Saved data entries
_ _ _
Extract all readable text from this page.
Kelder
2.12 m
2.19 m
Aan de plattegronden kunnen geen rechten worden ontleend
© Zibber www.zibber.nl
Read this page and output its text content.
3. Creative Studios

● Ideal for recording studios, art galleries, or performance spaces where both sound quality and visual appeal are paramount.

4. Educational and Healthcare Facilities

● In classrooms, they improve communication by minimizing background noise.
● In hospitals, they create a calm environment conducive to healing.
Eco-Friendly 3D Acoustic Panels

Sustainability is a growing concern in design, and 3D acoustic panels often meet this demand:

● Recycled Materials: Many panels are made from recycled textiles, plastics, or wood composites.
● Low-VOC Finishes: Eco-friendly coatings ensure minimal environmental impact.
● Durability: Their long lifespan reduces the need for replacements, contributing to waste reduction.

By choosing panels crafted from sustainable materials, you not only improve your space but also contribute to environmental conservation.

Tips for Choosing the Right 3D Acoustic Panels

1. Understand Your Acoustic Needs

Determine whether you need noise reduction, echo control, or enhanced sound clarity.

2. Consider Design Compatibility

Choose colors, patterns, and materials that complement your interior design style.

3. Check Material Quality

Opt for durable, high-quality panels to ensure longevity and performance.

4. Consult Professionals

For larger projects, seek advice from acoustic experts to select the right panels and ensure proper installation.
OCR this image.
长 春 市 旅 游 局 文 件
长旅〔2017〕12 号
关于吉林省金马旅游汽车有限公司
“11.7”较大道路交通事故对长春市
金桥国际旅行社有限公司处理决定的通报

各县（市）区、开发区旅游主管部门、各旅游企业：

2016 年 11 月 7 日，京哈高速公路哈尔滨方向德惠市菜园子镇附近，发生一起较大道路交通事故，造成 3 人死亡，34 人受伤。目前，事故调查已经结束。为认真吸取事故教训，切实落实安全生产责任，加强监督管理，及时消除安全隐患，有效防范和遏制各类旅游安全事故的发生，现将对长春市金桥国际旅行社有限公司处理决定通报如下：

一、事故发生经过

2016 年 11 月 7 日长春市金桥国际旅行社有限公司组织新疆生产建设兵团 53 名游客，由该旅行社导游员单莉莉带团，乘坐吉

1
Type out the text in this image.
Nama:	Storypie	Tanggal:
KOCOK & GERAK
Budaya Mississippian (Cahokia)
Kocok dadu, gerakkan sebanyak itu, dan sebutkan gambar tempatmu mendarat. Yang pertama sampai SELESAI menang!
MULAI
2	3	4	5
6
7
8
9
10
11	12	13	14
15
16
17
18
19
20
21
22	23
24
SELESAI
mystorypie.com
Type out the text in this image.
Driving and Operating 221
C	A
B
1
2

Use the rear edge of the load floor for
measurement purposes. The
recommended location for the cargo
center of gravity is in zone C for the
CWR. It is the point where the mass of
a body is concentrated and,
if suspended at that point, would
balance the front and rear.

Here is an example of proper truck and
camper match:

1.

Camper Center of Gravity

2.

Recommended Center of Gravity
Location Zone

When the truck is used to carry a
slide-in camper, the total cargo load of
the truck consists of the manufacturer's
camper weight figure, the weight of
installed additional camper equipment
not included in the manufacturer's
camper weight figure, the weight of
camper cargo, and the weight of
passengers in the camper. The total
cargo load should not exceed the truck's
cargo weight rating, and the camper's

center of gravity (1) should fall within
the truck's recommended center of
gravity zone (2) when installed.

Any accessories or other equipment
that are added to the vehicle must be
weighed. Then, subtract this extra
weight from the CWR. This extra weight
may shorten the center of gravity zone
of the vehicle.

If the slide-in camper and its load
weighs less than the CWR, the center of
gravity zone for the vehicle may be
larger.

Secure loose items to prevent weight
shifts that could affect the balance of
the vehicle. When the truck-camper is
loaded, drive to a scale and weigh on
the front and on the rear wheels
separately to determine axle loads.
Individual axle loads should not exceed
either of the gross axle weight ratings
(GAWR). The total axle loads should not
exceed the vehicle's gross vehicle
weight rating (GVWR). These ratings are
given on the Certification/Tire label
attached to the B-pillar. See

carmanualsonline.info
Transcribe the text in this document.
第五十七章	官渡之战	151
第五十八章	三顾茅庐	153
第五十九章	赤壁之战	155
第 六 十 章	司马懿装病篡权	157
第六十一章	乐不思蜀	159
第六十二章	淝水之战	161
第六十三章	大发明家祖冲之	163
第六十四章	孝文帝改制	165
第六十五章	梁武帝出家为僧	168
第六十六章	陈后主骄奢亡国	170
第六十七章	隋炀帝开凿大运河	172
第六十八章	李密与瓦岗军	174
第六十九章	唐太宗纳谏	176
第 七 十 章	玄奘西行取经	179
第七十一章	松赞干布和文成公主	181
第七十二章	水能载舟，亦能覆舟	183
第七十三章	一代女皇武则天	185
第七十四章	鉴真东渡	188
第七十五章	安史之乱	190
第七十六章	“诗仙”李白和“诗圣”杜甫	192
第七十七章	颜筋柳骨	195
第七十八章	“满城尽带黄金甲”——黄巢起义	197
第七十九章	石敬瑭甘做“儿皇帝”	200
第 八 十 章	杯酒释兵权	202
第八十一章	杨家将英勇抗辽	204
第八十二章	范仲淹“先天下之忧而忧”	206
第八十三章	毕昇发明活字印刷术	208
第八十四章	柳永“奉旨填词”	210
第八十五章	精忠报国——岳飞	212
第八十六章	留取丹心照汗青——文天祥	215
_ _ _
» **Stated goal**: Print the records once more, exactly as they were given.

» **Solution to this exercise**:
Extract all readable text from this page.
Kelder
2.12 m
2.19 m
Aan de plattegronden kunnen geen rechten worden ontleend
© Zibber www.zibber.nl
Read this page and output its text content.
3. Creative Studios

● Ideal for recording studios, art galleries, or performance spaces where both sound quality and visual appeal are paramount.

4. Educational and Healthcare Facilities

● In classrooms, they improve communication by minimizing background noise.
● In hospitals, they create a calm environment conducive to healing.
Eco-Friendly 3D Acoustic Panels

Sustainability is a growing concern in design, and 3D acoustic panels often meet this demand:

● Recycled Materials: Many panels are made from recycled textiles, plastics, or wood composites.
● Low-VOC Finishes: Eco-friendly coatings ensure minimal environmental impact.
● Durability: Their long lifespan reduces the need for replacements, contributing to waste reduction.

By choosing panels crafted from sustainable materials, you not only improve your space but also contribute to environmental conservation.

Tips for Choosing the Right 3D Acoustic Panels

1. Understand Your Acoustic Needs

Determine whether you need noise reduction, echo control, or enhanced sound clarity.

2. Consider Design Compatibility

Choose colors, patterns, and materials that complement your interior design style.

3. Check Material Quality

Opt for durable, high-quality panels to ensure longevity and performance.

4. Consult Professionals

For larger projects, seek advice from acoustic experts to select the right panels and ensure proper installation.
OCR this image.
长 春 市 旅 游 局 文 件
长旅〔2017〕12 号
关于吉林省金马旅游汽车有限公司
“11.7”较大道路交通事故对长春市
金桥国际旅行社有限公司处理决定的通报

各县（市）区、开发区旅游主管部门、各旅游企业：

2016 年 11 月 7 日，京哈高速公路哈尔滨方向德惠市菜园子镇附近，发生一起较大道路交通事故，造成 3 人死亡，34 人受伤。目前，事故调查已经结束。为认真吸取事故教训，切实落实安全生产责任，加强监督管理，及时消除安全隐患，有效防范和遏制各类旅游安全事故的发生，现将对长春市金桥国际旅行社有限公司处理决定通报如下：

一、事故发生经过

2016 年 11 月 7 日长春市金桥国际旅行社有限公司组织新疆生产建设兵团 53 名游客，由该旅行社导游员单莉莉带团，乘坐吉

1
Type out the text in this image.
Nama:	Storypie	Tanggal:
KOCOK & GERAK
Budaya Mississippian (Cahokia)
Kocok dadu, gerakkan sebanyak itu, dan sebutkan gambar tempatmu mendarat. Yang pertama sampai SELESAI menang!
MULAI
2	3	4	5
6
7
8
9
10
11	12	13	14
15
16
17
18
19
20
21
22	23
24
SELESAI
mystorypie.com
Type out the text in this image.
Driving and Operating 221
C	A
B
1
2

Use the rear edge of the load floor for
measurement purposes. The
recommended location for the cargo
center of gravity is in zone C for the
CWR. It is the point where the mass of
a body is concentrated and,
if suspended at that point, would
balance the front and rear.

Here is an example of proper truck and
camper match:

1.

Camper Center of Gravity

2.

Recommended Center of Gravity
Location Zone

When the truck is used to carry a
slide-in camper, the total cargo load of
the truck consists of the manufacturer's
camper weight figure, the weight of
installed additional camper equipment
not included in the manufacturer's
camper weight figure, the weight of
camper cargo, and the weight of
passengers in the camper. The total
cargo load should not exceed the truck's
cargo weight rating, and the camper's

center of gravity (1) should fall within
the truck's recommended center of
gravity zone (2) when installed.

Any accessories or other equipment
that are added to the vehicle must be
weighed. Then, subtract this extra
weight from the CWR. This extra weight
may shorten the center of gravity zone
of the vehicle.

If the slide-in camper and its load
weighs less than the CWR, the center of
gravity zone for the vehicle may be
larger.

Secure loose items to prevent weight
shifts that could affect the balance of
the vehicle. When the truck-camper is
loaded, drive to a scale and weigh on
the front and on the rear wheels
separately to determine axle loads.
Individual axle loads should not exceed
either of the gross axle weight ratings
(GAWR). The total axle loads should not
exceed the vehicle's gross vehicle
weight rating (GVWR). These ratings are
given on the Certification/Tire label
attached to the B-pillar. See

carmanualsonline.info
Transcribe the text in this document.
第五十七章	官渡之战	151
第五十八章	三顾茅庐	153
第五十九章	赤壁之战	155
第 六 十 章	司马懿装病篡权	157
第六十一章	乐不思蜀	159
第六十二章	淝水之战	161
第六十三章	大发明家祖冲之	163
第六十四章	孝文帝改制	165
第六十五章	梁武帝出家为僧	168
第六十六章	陈后主骄奢亡国	170
第六十七章	隋炀帝开凿大运河	172
第六十八章	李密与瓦岗军	174
第六十九章	唐太宗纳谏	176
第 七 十 章	玄奘西行取经	179
第七十一章	松赞干布和文成公主	181
第七十二章	水能载舟，亦能覆舟	183
第七十三章	一代女皇武则天	185
第七十四章	鉴真东渡	188
第七十五章	安史之乱	190
第七十六章	“诗仙”李白和“诗圣”杜甫	192
第七十七章	颜筋柳骨	195
第七十八章	“满城尽带黄金甲”——黄巢起义	197
第七十九章	石敬瑭甘做“儿皇帝”	200
第 八 十 章	杯酒释兵权	202
第八十一章	杨家将英勇抗辽	204
第八十二章	范仲淹“先天下之忧而忧”	206
第八十三章	毕昇发明活字印刷术	208
第八十四章	柳永“奉旨填词”	210
第八十五章	精忠报国——岳飞	212
第八十六章	留取丹心照汗青——文天祥	215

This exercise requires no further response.